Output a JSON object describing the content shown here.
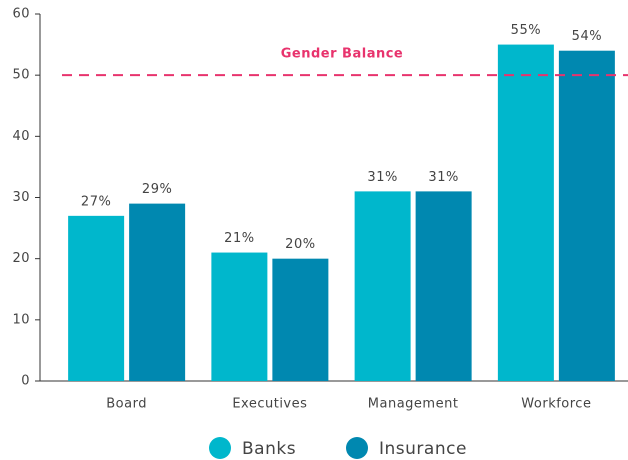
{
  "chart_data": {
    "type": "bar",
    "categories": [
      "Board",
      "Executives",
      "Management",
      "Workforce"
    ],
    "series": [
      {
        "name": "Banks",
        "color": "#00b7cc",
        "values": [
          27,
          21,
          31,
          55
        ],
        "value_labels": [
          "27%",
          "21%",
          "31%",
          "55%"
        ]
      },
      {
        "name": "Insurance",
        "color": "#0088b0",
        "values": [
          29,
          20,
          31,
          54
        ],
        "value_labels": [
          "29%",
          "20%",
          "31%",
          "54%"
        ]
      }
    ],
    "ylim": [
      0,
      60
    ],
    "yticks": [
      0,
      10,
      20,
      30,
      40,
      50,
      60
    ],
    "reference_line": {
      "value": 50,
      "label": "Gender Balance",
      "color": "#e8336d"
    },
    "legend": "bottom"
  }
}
= = = = =
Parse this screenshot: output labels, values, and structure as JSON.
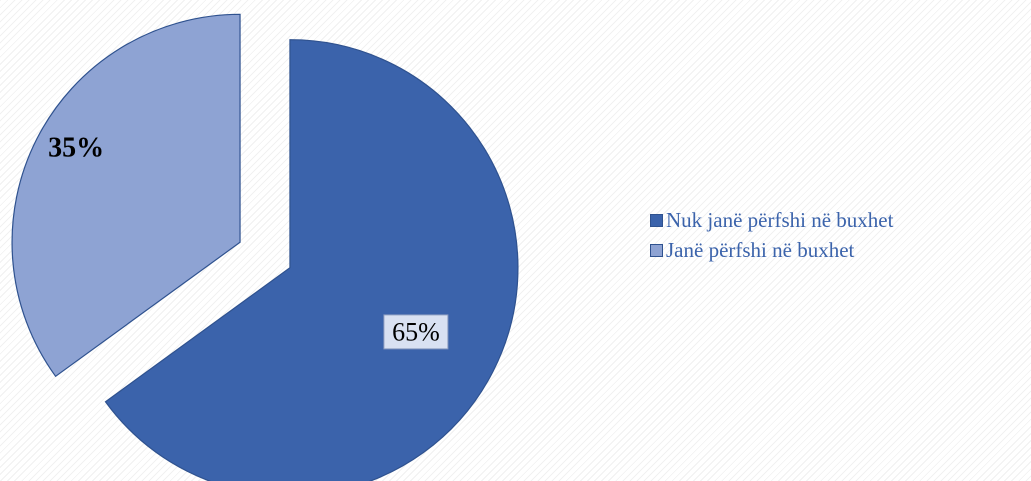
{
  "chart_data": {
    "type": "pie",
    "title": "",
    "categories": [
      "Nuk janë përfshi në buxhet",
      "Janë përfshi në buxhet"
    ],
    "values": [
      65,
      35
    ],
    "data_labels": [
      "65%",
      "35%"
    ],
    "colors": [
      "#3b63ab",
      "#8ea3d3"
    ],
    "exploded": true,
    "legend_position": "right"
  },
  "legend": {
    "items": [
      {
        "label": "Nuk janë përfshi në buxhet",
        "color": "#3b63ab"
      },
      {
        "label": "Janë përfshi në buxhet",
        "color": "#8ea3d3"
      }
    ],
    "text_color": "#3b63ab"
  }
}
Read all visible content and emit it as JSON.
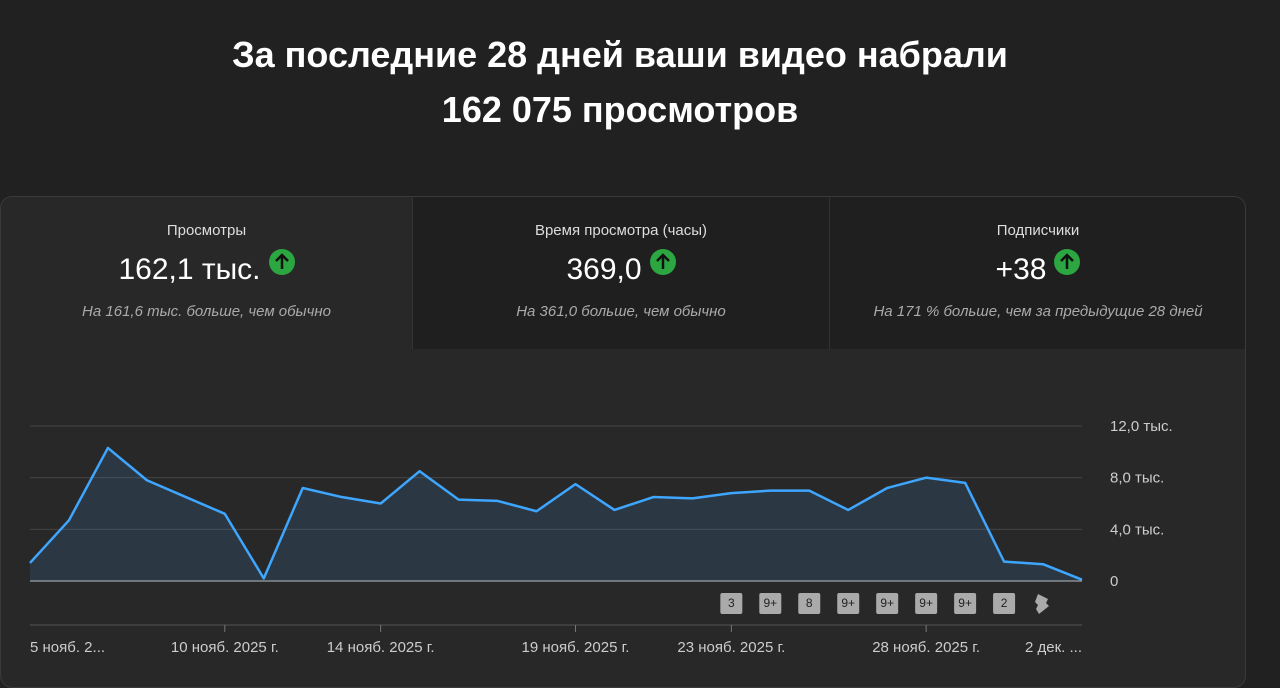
= = = = =
Task directions ▸ Copy, exactly as they stand, the lines from the one that holds "Parse this screenshot: output" to the one that holds "Read all visible content and emit it as JSON.", both included, and drop every picture.

Answer ▸
Parse this screenshot: output labels, values, and structure as JSON.
{
  "chart_data": {
    "type": "pie",
    "title": "",
    "categories": [
      "Nuk janë përfshi në buxhet",
      "Janë përfshi në buxhet"
    ],
    "values": [
      65,
      35
    ],
    "data_labels": [
      "65%",
      "35%"
    ],
    "colors": [
      "#3b63ab",
      "#8ea3d3"
    ],
    "exploded": true,
    "legend_position": "right"
  },
  "legend": {
    "items": [
      {
        "label": "Nuk janë përfshi në buxhet",
        "color": "#3b63ab"
      },
      {
        "label": "Janë përfshi në buxhet",
        "color": "#8ea3d3"
      }
    ],
    "text_color": "#3b63ab"
  }
}
Read all visible content and emit it as JSON.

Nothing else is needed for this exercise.